## ROWS
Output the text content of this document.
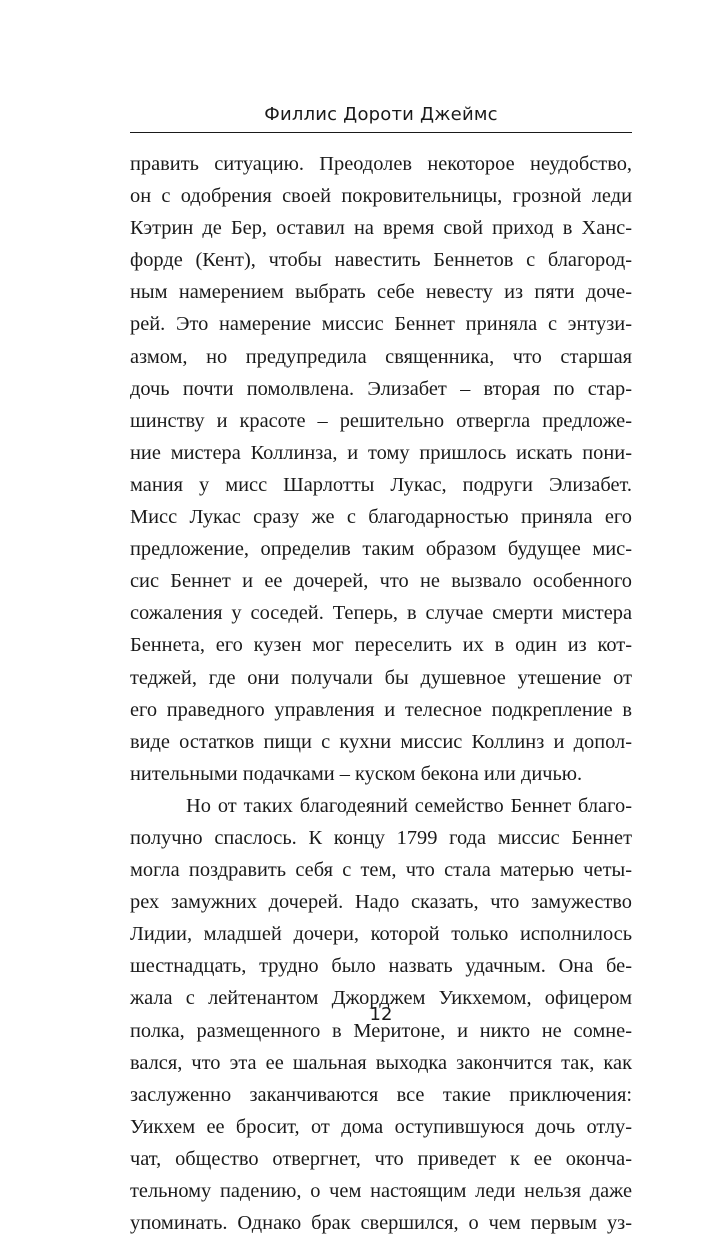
Филлис Дороти Джеймс
править ситуацию. Преодолев некоторое неудобство,
он с одобрения своей покровительницы, грозной леди
Кэтрин де Бер, оставил на время свой приход в Ханс-
форде (Кент), чтобы навестить Беннетов с благород-
ным намерением выбрать себе невесту из пяти доче-
рей. Это намерение миссис Беннет приняла с энтузи-
азмом, но предупредила священника, что старшая
дочь почти помолвлена. Элизабет – вторая по стар-
шинству и красоте – решительно отвергла предложе-
ние мистера Коллинза, и тому пришлось искать пони-
мания у мисс Шарлотты Лукас, подруги Элизабет.
Мисс Лукас сразу же с благодарностью приняла его
предложение, определив таким образом будущее мис-
сис Беннет и ее дочерей, что не вызвало особенного
сожаления у соседей. Теперь, в случае смерти мистера
Беннета, его кузен мог переселить их в один из кот-
теджей, где они получали бы душевное утешение от
его праведного управления и телесное подкрепление в
виде остатков пищи с кухни миссис Коллинз и допол-
нительными подачками – куском бекона или дичью.
Но от таких благодеяний семейство Беннет благо-
получно спаслось. К концу 1799 года миссис Беннет
могла поздравить себя с тем, что стала матерью четы-
рех замужних дочерей. Надо сказать, что замужество
Лидии, младшей дочери, которой только исполнилось
шестнадцать, трудно было назвать удачным. Она бе-
жала с лейтенантом Джорджем Уикхемом, офицером
полка, размещенного в Меритоне, и никто не сомне-
вался, что эта ее шальная выходка закончится так, как
заслуженно заканчиваются все такие приключения:
Уикхем ее бросит, от дома оступившуюся дочь отлу-
чат, общество отвергнет, что приведет к ее оконча-
тельному падению, о чем настоящим леди нельзя даже
упоминать. Однако брак свершился, о чем первым уз-
12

## WHAT YOU NEED TO DO
Skip the pictures and transcribe the rest of the records exactly.

## ANSWER FOR THE TASK
Output the text content of this document.
Филлис Дороти Джеймс
править ситуацию. Преодолев некоторое неудобство,
он с одобрения своей покровительницы, грозной леди
Кэтрин де Бер, оставил на время свой приход в Ханс-
форде (Кент), чтобы навестить Беннетов с благород-
ным намерением выбрать себе невесту из пяти доче-
рей. Это намерение миссис Беннет приняла с энтузи-
азмом, но предупредила священника, что старшая
дочь почти помолвлена. Элизабет – вторая по стар-
шинству и красоте – решительно отвергла предложе-
ние мистера Коллинза, и тому пришлось искать пони-
мания у мисс Шарлотты Лукас, подруги Элизабет.
Мисс Лукас сразу же с благодарностью приняла его
предложение, определив таким образом будущее мис-
сис Беннет и ее дочерей, что не вызвало особенного
сожаления у соседей. Теперь, в случае смерти мистера
Беннета, его кузен мог переселить их в один из кот-
теджей, где они получали бы душевное утешение от
его праведного управления и телесное подкрепление в
виде остатков пищи с кухни миссис Коллинз и допол-
нительными подачками – куском бекона или дичью.
Но от таких благодеяний семейство Беннет благо-
получно спаслось. К концу 1799 года миссис Беннет
могла поздравить себя с тем, что стала матерью четы-
рех замужних дочерей. Надо сказать, что замужество
Лидии, младшей дочери, которой только исполнилось
шестнадцать, трудно было назвать удачным. Она бе-
жала с лейтенантом Джорджем Уикхемом, офицером
полка, размещенного в Меритоне, и никто не сомне-
вался, что эта ее шальная выходка закончится так, как
заслуженно заканчиваются все такие приключения:
Уикхем ее бросит, от дома оступившуюся дочь отлу-
чат, общество отвергнет, что приведет к ее оконча-
тельному падению, о чем настоящим леди нельзя даже
упоминать. Однако брак свершился, о чем первым уз-
12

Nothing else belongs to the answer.